Extract all lines in the data that contain the word "العلمية".

#### Dataset records:
..............................

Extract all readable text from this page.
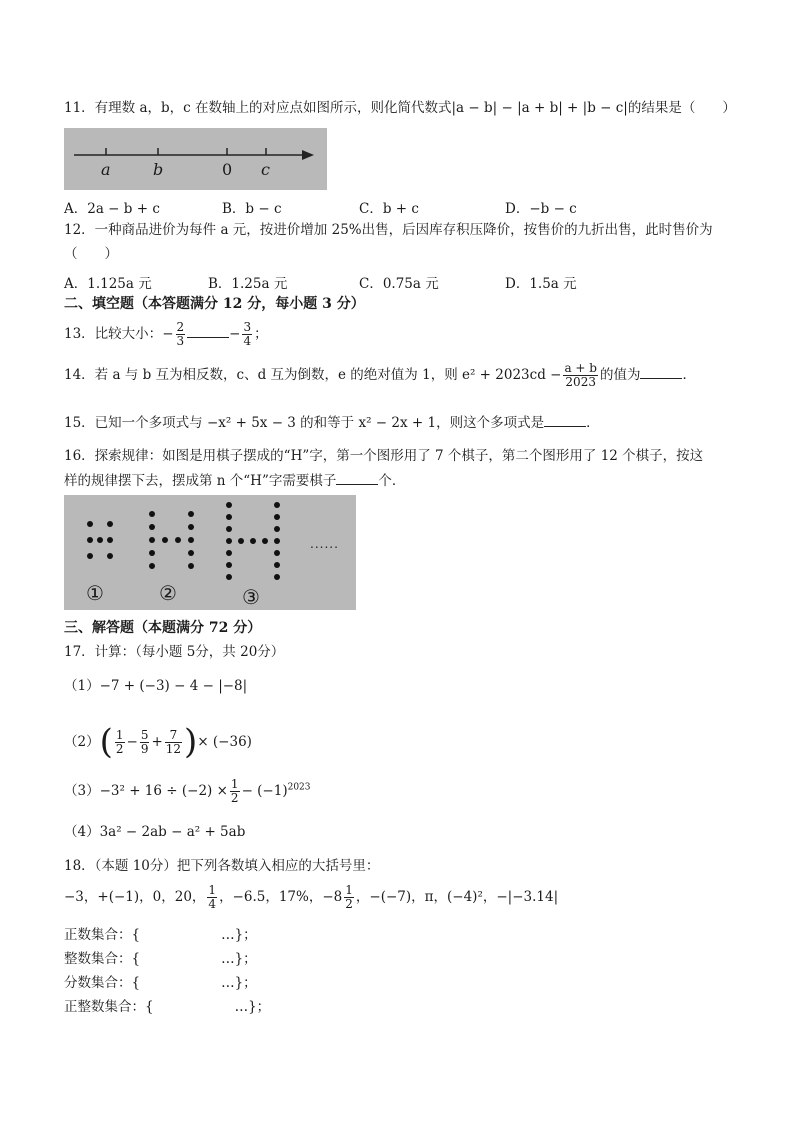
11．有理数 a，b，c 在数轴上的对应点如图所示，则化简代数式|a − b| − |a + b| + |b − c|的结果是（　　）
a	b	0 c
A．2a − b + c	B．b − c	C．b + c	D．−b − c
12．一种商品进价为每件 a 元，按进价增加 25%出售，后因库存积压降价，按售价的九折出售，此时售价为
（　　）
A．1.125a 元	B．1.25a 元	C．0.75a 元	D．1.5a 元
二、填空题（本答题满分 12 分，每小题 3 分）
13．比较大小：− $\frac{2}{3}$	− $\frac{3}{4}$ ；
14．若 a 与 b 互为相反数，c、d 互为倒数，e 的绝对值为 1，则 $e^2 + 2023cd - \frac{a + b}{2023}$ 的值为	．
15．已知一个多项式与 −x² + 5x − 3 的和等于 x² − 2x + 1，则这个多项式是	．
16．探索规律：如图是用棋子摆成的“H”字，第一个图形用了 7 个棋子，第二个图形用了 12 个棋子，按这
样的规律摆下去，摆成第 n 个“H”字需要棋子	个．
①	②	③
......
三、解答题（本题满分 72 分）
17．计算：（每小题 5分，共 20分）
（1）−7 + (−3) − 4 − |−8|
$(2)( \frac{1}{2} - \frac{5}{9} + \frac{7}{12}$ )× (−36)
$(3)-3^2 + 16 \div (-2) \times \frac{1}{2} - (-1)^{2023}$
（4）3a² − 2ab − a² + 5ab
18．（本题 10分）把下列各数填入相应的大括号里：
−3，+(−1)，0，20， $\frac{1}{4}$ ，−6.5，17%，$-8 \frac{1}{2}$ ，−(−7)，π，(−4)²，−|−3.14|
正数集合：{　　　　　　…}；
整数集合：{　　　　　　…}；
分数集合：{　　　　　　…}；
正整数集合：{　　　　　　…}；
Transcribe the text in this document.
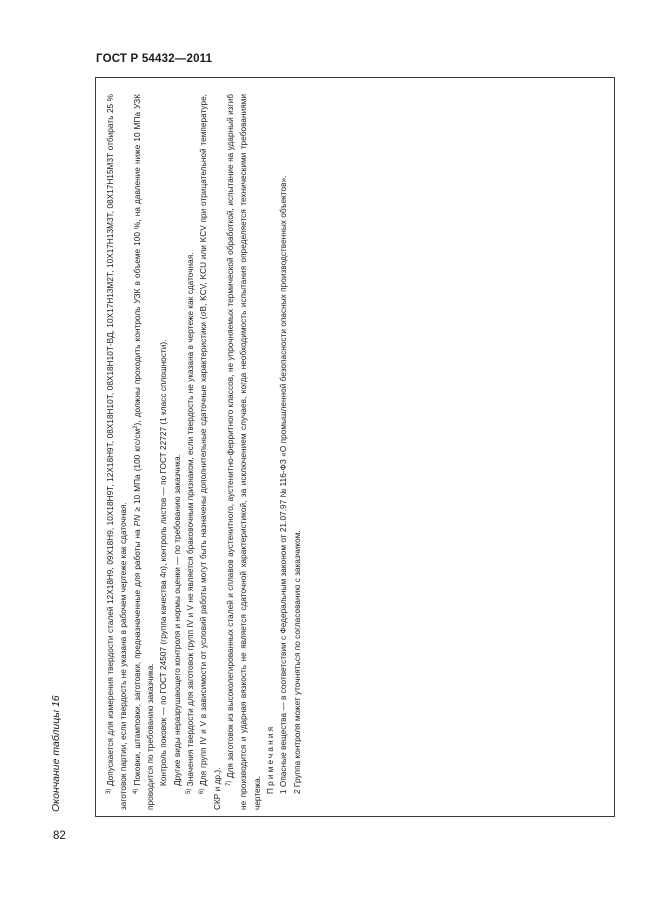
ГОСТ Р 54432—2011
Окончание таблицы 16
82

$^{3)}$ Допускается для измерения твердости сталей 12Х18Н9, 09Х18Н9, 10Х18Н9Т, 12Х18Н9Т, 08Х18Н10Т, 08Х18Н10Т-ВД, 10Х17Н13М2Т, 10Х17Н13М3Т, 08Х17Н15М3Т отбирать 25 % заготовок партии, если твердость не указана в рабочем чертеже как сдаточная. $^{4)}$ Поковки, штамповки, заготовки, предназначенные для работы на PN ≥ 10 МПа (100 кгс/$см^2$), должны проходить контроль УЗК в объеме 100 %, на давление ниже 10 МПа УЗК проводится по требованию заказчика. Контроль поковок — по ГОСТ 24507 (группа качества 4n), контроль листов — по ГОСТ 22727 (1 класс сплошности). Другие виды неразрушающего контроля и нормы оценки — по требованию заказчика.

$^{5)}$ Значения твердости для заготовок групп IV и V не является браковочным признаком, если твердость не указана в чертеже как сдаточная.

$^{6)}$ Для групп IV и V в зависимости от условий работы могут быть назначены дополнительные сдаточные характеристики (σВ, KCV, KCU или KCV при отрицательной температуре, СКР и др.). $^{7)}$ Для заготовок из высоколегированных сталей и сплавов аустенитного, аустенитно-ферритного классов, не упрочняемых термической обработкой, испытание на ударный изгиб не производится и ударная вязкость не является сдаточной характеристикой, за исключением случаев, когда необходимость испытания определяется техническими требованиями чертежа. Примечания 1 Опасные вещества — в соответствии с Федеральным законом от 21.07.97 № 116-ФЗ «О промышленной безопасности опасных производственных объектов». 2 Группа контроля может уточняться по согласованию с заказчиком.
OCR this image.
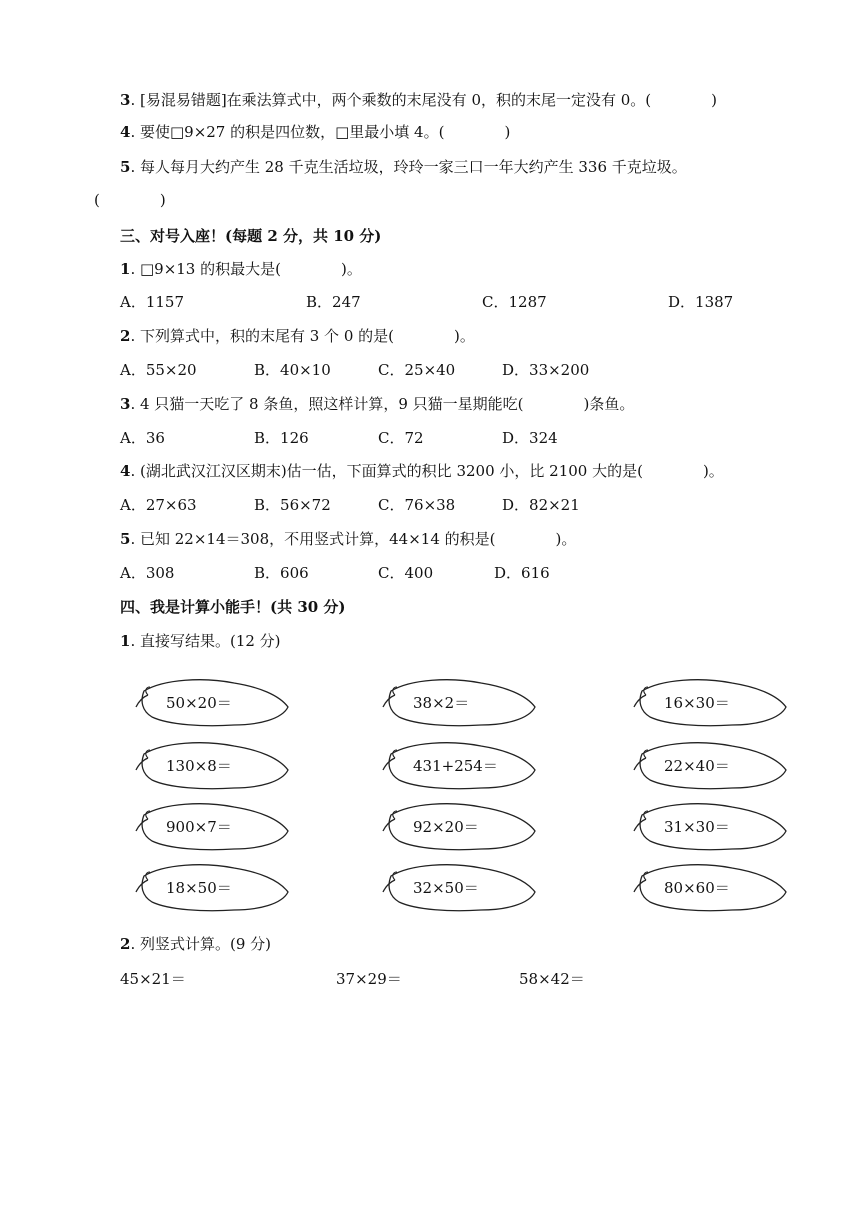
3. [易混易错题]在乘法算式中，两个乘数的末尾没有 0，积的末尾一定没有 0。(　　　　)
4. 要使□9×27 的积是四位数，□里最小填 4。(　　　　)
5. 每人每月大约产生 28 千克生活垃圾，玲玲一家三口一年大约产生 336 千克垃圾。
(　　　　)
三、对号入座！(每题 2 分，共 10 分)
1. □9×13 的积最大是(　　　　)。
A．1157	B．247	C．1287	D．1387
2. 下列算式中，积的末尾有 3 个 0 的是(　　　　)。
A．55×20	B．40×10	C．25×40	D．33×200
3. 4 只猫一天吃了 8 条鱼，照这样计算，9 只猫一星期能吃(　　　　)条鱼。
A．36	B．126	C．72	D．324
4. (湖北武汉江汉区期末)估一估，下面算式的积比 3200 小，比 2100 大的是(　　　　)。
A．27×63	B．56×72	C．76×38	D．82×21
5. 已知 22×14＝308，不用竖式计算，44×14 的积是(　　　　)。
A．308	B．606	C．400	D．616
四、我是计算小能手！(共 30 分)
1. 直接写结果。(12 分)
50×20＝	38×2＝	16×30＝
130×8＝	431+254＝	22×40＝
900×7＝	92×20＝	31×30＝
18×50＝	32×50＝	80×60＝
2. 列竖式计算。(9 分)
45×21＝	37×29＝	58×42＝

..............................

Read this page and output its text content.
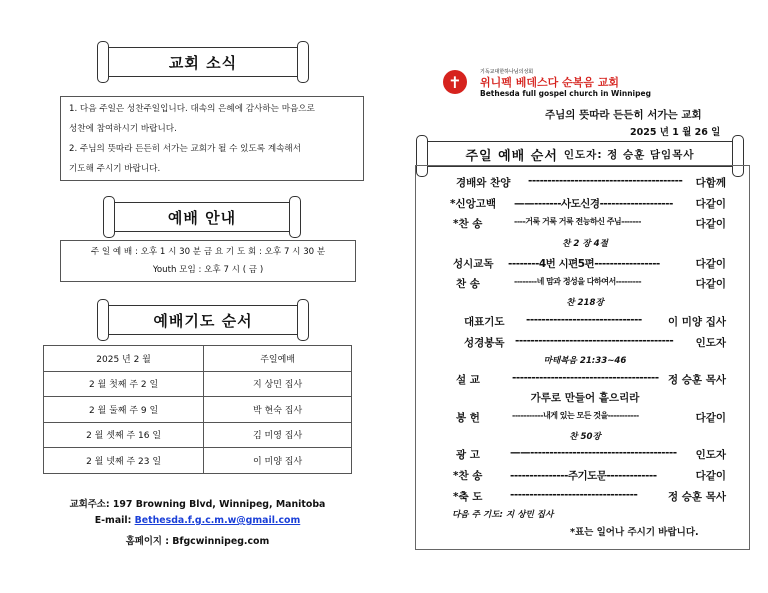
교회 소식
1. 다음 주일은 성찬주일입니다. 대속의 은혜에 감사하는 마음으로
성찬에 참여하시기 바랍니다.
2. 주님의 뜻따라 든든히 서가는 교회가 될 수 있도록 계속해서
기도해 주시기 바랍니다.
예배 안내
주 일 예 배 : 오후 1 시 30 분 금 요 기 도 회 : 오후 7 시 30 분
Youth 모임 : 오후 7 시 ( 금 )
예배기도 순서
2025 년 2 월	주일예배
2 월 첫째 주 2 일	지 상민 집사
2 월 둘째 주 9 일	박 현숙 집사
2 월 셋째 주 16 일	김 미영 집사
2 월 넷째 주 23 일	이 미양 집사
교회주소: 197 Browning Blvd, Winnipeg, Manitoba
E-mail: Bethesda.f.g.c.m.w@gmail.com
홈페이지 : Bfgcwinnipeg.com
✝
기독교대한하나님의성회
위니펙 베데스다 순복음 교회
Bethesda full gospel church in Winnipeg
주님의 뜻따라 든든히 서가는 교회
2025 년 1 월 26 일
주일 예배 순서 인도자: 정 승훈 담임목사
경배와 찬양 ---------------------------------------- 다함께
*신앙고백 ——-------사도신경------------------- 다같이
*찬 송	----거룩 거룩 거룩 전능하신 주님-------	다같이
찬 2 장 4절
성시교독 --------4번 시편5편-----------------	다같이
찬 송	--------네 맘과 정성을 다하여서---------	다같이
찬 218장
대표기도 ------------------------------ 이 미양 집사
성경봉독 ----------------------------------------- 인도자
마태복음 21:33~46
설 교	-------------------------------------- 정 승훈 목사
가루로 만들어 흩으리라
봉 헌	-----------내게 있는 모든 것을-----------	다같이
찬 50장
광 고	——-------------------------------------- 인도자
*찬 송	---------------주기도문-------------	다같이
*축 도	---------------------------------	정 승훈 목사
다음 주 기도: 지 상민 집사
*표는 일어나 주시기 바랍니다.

..............................

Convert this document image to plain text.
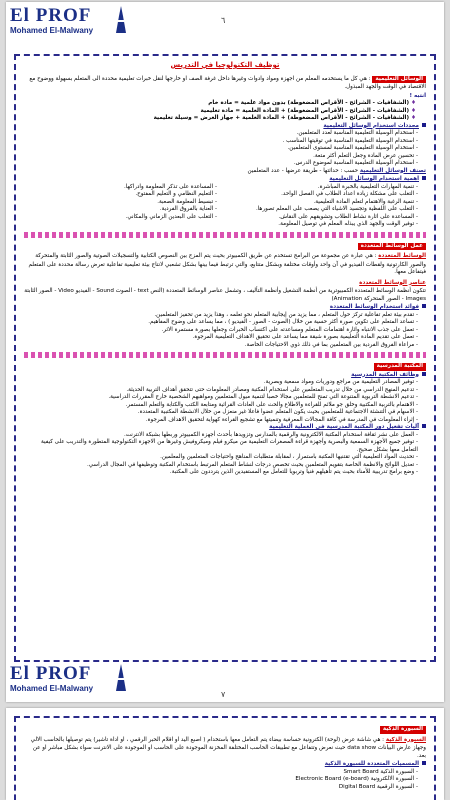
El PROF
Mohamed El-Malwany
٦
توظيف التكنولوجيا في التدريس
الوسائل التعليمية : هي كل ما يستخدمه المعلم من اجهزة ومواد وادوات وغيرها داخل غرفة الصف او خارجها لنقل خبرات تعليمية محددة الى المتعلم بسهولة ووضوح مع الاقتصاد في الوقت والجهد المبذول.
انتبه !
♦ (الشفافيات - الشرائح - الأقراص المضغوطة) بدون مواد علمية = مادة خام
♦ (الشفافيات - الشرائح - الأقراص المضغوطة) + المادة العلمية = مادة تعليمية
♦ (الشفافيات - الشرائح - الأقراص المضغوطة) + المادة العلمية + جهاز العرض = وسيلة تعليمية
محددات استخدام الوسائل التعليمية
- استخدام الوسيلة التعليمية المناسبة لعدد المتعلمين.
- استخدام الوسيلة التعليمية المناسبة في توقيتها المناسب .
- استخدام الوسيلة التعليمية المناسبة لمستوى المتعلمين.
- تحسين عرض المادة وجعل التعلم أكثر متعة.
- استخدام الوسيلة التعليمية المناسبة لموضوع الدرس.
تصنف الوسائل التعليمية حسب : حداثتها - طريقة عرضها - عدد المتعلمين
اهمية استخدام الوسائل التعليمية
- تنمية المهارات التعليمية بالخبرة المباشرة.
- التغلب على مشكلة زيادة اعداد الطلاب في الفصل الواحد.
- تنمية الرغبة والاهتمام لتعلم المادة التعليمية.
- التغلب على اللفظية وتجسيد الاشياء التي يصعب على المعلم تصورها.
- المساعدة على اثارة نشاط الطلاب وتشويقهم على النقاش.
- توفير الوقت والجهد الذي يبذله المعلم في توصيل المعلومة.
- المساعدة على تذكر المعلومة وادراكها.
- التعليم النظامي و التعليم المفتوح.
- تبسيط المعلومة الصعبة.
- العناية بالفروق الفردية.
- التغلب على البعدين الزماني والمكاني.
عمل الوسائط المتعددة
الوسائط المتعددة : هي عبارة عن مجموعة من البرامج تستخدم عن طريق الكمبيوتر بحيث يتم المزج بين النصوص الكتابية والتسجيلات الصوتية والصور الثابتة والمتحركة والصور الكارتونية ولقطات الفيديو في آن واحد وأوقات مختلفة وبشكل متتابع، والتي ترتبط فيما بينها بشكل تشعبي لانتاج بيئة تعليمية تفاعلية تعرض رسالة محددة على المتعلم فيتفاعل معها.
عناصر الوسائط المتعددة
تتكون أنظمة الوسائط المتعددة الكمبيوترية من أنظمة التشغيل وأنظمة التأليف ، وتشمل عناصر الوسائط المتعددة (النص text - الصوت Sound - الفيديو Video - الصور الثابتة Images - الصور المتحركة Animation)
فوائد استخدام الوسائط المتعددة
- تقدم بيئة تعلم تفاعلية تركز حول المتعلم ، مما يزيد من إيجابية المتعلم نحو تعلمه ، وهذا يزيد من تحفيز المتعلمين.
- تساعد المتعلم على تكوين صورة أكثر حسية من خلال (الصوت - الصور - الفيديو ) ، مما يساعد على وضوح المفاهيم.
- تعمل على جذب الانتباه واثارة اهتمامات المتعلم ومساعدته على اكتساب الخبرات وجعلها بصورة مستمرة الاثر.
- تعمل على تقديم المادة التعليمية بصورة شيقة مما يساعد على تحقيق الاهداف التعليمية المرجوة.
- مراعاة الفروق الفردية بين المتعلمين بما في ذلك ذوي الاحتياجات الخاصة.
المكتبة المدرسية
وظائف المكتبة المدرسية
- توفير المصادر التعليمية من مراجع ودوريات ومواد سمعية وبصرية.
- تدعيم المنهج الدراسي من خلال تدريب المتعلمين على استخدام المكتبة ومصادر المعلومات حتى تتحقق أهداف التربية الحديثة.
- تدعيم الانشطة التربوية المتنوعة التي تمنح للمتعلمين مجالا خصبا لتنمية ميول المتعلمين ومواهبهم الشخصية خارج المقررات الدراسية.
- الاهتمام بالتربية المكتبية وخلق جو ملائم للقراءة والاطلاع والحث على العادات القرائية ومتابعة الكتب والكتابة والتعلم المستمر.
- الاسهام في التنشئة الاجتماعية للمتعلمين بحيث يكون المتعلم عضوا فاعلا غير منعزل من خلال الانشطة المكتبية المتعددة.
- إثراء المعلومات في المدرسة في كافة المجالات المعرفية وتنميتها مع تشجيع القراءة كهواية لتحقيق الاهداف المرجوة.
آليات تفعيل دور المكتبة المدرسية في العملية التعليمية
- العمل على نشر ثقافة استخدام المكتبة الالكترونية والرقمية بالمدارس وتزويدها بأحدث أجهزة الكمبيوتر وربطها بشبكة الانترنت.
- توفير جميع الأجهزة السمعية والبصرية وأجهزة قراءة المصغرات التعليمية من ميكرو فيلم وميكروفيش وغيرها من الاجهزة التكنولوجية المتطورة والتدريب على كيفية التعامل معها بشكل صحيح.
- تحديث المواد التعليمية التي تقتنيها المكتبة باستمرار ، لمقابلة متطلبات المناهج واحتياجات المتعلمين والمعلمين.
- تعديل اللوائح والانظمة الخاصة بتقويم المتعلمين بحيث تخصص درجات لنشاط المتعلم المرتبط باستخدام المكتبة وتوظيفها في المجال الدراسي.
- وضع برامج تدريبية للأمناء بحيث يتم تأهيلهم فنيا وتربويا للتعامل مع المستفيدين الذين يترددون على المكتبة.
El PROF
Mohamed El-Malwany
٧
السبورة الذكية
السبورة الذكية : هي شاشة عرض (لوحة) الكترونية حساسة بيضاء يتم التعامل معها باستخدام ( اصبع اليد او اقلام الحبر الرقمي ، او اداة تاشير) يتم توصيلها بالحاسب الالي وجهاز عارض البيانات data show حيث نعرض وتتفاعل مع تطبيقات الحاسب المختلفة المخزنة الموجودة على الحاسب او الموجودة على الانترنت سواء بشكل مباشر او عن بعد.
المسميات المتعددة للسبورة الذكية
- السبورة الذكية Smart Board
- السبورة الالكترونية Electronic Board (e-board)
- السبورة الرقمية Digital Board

..............................

#### Finished task:
♦ (الشفافيات - الشرائح - الأقراص المضغوطة) + المادة العلمية = مادة تعليمية
♦ (الشفافيات - الشرائح - الأقراص المضغوطة) + المادة العلمية + جهاز العرض = وسيلة تعليمية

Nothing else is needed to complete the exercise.